# [TASKS]
1/ Reproduce the stretch of the Life Partners article from "The U.S. Securities" through "huge damage award.".
2/ List every person named in the Life Partners article, including the byline.

# [TEXT PASSAGE]
________________________
© 2017 The Texas Lawbook.
By Mark Curriden
(June 22) – The long and sordid legal drama known as Life Partners took another step toward finality last week when a Fort Worth jury ruled that the company’s former chief executive officer and its general counsel committed fraud and breached their fiduciary duties to investors.
For more than two years, Thompson & Knight partner Jennifer Ecklund has fought to get money back for investors who claim they were bilked for hundreds of millions of dollars in the massive life insurance settlement fraud scheme allegedly perpetrated by Life Partners executives.
Life Partners, which was a publicly traded company, acted as a broker by purchasing life insurance policies from terminally ill patients for a discounted price and then sold a stake in those policies to investors who would pay the premiums until the policyholder died.
The U.S. Securities and Exchange Commission accused Life Partners of intentionally and fraudulently underestimating the life expectancy of the individuals when it sold the policies to investors. The SEC called it one of the largest corporate frauds in Texas history.
On June 13, Ecklund’s tedious work paid off when a federal jury in Fort Worth ordered Brian Pardo, the former CEO at Life Partners, and his family to pay $65 million in actual and punitive damages to the 22,000 individuals who invested in the Waco-based life insurance settlement provider.
The eight-person jury heard from more than two-dozen witnesses over six days, including 10 investors. The panel deliberated for nearly 12 hours before returning the huge damage award.
“The verdict is the result of two and one-half years of litigation,” says Ecklund, who represents investors through the Life Partners Creditors Trust.
While the jury ruled that Life Partners former general counsel R. Scott Peden also committed fraud, they said he did not have to pay any damages to the investors. Peden represented himself at trial and is now a high school teacher in East Texas.
Houston business litigator Robert Burford, who represents Pardo, says a significant portion of the $65 million is either duplicative or has already been ruled inappropriate under the law by the judge in the case. He predicts the judgment will be reduced to $15 million or less.
“What’s telling is they sought $601 million in investor claims and they got $1 million,” Burford said in an email to The Texas Lawbook.
This is the second major legal setback for Pardo. In 2014, the SEC obtained a judgment against the former CEO for securities fraud. The federal judge ordered Pardo to pay $6 million in fines. The court also hit Peden with a $2 million penalty.
In January 2015, Life Partners filed for protection under Chapter 11 of the U.S. Bankruptcy Code. The court-appointed trustee in the case hired Ecklund to seek to recover money lost by the investors.
________________________
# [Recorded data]
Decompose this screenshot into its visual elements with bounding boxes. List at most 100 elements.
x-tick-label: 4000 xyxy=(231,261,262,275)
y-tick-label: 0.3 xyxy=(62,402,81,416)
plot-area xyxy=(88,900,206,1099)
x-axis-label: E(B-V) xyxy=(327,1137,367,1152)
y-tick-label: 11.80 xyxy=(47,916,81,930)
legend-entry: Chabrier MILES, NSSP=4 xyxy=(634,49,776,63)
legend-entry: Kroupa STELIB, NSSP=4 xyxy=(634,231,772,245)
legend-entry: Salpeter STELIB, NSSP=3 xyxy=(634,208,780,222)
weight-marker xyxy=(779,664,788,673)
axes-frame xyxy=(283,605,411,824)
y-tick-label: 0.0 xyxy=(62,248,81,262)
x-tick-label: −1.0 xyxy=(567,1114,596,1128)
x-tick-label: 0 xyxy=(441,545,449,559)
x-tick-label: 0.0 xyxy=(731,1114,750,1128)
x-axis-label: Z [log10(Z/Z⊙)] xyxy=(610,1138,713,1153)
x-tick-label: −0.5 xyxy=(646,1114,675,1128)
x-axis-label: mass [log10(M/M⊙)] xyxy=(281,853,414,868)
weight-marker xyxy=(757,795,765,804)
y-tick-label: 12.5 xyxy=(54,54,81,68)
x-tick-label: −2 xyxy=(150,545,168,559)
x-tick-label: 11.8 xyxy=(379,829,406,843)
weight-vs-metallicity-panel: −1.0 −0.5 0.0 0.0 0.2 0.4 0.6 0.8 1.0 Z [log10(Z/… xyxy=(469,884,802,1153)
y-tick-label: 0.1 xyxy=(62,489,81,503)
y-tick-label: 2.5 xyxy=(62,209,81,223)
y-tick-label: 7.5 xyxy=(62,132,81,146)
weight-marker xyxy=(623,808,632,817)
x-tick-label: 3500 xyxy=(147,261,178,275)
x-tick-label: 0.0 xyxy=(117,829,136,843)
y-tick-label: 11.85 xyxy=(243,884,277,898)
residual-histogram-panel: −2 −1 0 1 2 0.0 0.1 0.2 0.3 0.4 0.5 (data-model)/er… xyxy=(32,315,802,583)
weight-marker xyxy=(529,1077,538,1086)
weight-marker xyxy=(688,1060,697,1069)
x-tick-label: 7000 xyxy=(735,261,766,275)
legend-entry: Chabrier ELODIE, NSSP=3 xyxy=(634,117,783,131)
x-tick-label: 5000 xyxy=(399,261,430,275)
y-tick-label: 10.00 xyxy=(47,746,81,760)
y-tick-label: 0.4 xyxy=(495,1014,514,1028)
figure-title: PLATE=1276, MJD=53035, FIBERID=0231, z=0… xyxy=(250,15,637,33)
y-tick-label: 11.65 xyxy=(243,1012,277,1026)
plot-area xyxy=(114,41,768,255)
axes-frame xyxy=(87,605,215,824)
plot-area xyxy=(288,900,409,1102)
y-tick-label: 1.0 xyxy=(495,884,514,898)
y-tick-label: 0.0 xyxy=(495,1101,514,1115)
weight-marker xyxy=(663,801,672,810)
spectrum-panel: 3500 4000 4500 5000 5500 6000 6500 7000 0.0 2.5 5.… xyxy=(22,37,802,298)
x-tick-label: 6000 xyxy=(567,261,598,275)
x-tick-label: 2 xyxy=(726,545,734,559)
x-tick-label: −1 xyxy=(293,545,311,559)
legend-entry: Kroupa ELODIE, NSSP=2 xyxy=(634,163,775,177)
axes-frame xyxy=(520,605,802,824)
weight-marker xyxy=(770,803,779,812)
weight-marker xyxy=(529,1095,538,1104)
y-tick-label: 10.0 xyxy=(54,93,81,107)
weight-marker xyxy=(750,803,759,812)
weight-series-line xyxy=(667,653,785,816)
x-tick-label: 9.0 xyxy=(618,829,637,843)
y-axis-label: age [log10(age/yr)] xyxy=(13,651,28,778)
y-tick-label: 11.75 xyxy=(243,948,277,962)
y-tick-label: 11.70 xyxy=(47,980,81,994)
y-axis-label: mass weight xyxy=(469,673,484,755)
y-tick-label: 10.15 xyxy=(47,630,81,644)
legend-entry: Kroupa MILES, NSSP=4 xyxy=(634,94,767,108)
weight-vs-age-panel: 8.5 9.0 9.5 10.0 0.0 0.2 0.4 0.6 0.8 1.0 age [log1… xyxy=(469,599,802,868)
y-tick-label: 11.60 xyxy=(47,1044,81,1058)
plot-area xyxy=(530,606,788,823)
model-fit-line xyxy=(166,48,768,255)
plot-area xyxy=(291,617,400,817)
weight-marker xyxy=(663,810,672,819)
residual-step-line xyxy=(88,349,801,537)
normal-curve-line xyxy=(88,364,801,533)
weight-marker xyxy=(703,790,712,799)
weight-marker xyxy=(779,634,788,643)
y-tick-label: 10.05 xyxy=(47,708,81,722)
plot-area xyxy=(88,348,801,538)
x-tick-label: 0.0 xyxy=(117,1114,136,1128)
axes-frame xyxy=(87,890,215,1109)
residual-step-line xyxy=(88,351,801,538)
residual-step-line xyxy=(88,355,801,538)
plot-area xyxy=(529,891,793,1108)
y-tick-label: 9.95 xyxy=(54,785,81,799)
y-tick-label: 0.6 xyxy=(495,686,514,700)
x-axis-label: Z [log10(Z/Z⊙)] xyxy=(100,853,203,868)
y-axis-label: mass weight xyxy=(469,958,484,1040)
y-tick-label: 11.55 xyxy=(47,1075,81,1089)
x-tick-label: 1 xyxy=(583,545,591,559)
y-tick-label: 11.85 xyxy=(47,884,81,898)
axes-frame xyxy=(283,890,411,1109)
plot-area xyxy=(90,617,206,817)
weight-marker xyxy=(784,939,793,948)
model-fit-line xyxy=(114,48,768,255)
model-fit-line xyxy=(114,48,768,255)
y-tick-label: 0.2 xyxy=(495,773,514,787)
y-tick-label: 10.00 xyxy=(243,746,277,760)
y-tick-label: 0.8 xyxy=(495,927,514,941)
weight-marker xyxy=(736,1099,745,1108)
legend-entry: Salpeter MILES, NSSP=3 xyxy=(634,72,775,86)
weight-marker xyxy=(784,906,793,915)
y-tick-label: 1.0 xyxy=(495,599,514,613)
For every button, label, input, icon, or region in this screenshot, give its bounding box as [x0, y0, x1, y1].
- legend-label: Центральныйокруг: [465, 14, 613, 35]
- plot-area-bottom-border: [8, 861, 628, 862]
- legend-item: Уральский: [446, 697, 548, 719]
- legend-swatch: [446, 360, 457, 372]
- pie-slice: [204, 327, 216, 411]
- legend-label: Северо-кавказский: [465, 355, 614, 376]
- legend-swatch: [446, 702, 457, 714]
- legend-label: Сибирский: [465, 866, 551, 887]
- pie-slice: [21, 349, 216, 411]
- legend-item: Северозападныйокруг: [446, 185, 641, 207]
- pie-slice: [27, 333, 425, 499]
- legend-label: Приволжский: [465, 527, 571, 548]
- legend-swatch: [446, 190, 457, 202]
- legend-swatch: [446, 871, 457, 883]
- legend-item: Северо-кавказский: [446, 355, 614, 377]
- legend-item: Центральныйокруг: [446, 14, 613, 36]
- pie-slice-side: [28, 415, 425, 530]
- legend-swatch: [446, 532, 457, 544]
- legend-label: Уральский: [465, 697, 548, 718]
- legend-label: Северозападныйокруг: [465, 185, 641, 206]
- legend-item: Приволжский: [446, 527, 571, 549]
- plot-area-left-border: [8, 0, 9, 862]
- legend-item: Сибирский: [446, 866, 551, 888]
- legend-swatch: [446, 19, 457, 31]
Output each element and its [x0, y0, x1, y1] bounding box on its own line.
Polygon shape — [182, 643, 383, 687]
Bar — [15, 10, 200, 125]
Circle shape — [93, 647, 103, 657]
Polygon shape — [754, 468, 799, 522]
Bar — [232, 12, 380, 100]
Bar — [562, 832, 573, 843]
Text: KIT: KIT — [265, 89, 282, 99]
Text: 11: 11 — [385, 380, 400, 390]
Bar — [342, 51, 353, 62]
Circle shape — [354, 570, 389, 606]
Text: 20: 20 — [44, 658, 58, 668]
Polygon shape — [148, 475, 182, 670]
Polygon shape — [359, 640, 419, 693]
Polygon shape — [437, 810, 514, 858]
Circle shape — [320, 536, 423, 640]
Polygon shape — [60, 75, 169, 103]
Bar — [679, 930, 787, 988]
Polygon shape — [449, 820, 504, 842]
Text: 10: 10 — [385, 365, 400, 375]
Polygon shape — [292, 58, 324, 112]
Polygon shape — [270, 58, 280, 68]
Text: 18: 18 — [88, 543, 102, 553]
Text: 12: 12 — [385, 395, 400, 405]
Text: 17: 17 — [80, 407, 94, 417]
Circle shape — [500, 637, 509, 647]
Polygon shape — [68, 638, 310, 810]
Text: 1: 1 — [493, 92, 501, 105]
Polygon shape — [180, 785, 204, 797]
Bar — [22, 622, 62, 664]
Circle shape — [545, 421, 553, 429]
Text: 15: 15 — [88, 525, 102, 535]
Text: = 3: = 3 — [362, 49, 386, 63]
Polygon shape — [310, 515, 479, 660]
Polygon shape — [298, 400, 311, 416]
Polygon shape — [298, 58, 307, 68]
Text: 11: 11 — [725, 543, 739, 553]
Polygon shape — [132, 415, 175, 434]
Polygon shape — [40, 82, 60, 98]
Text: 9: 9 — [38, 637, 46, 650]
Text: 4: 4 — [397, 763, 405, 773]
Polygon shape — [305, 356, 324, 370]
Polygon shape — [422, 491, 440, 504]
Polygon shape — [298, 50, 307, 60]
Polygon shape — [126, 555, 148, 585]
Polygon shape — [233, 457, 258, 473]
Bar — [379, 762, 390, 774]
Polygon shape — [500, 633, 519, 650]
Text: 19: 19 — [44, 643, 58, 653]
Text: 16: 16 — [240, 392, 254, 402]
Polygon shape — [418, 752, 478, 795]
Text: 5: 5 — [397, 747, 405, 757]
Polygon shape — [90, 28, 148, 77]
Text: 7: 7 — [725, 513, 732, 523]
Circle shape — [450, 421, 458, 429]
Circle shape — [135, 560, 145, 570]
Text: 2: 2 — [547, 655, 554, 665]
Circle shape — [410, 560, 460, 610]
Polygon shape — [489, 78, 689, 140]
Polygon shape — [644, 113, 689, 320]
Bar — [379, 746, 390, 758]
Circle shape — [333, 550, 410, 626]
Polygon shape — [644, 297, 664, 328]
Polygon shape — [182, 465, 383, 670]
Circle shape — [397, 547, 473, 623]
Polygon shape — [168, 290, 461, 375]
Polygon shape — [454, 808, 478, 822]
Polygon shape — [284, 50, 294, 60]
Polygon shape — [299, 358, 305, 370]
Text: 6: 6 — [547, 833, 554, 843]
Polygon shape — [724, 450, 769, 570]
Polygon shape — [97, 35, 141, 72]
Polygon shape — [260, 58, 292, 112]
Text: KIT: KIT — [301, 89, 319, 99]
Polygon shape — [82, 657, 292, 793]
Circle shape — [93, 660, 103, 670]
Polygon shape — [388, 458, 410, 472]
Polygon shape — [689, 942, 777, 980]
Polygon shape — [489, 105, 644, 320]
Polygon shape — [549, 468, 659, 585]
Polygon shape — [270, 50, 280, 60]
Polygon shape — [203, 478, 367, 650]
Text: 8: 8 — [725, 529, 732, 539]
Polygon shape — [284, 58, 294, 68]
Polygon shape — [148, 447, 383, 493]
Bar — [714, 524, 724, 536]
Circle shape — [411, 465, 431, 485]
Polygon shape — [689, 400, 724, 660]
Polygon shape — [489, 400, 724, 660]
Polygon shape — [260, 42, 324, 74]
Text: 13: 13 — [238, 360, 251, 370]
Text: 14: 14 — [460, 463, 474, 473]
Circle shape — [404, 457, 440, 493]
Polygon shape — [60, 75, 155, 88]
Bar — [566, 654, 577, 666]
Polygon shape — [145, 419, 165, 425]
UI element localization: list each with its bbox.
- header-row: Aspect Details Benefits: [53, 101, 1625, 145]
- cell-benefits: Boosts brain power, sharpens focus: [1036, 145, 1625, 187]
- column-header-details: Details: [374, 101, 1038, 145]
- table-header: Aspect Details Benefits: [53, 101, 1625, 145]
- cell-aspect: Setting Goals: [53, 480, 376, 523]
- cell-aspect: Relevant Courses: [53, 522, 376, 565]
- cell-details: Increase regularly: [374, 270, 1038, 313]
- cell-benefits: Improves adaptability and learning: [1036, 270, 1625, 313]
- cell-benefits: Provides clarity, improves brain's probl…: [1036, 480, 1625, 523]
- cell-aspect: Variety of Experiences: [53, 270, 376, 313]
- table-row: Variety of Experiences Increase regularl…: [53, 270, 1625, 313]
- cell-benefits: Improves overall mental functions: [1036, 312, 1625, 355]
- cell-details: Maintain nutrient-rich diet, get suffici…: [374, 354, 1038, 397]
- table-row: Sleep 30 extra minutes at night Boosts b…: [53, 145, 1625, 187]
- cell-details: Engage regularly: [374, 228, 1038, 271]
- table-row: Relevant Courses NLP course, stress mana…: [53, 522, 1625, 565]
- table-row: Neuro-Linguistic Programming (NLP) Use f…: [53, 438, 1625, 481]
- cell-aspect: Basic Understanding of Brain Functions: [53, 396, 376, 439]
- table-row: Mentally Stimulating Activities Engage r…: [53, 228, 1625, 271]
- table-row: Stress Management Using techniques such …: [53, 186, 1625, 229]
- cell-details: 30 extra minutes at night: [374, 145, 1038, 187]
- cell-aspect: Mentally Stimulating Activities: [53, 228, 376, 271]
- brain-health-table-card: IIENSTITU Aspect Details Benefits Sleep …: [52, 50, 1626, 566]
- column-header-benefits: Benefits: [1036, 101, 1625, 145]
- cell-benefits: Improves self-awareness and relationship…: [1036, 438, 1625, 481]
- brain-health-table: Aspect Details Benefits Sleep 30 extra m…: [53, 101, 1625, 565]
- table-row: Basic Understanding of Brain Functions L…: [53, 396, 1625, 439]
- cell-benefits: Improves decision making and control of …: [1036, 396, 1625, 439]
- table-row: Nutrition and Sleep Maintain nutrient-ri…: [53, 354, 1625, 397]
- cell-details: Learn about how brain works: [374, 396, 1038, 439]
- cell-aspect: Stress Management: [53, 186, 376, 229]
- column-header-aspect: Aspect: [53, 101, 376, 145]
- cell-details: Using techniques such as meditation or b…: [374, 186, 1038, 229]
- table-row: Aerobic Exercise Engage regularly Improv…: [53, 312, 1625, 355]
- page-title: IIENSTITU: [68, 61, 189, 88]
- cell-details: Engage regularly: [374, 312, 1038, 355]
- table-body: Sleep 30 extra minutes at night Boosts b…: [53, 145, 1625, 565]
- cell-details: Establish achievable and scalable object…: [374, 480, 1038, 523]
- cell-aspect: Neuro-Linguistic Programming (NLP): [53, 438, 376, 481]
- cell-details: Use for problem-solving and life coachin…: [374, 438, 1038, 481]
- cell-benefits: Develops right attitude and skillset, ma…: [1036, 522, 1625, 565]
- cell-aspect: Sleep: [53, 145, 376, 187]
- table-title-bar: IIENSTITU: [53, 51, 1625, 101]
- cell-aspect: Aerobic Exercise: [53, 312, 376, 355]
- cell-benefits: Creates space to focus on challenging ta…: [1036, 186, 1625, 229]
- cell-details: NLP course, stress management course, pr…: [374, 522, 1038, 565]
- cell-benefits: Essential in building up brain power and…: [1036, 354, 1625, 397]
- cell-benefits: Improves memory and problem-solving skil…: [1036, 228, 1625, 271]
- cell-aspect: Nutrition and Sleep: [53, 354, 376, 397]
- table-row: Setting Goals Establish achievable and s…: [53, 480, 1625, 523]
________________________
# [SOLUTIONS BELOW]
1/
The U.S. Securities and Exchange Commission accused Life Partners of intentionally and fraudulently underestimating the life expectancy of the individuals when it sold the policies to investors. The SEC called it one of the largest corporate frauds in Texas history.
On June 13, Ecklund’s tedious work paid off when a federal jury in Fort Worth ordered Brian Pardo, the former CEO at Life Partners, and his family to pay $65 million in actual and punitive damages to the 22,000 individuals who invested in the Waco-based life insurance settlement provider.
The eight-person jury heard from more than two-dozen witnesses over six days, including 10 investors. The panel deliberated for nearly 12 hours before returning the huge damage award.

2/
Mark Curriden
Jennifer Ecklund
Brian Pardo
R. Scott Peden
Robert Burford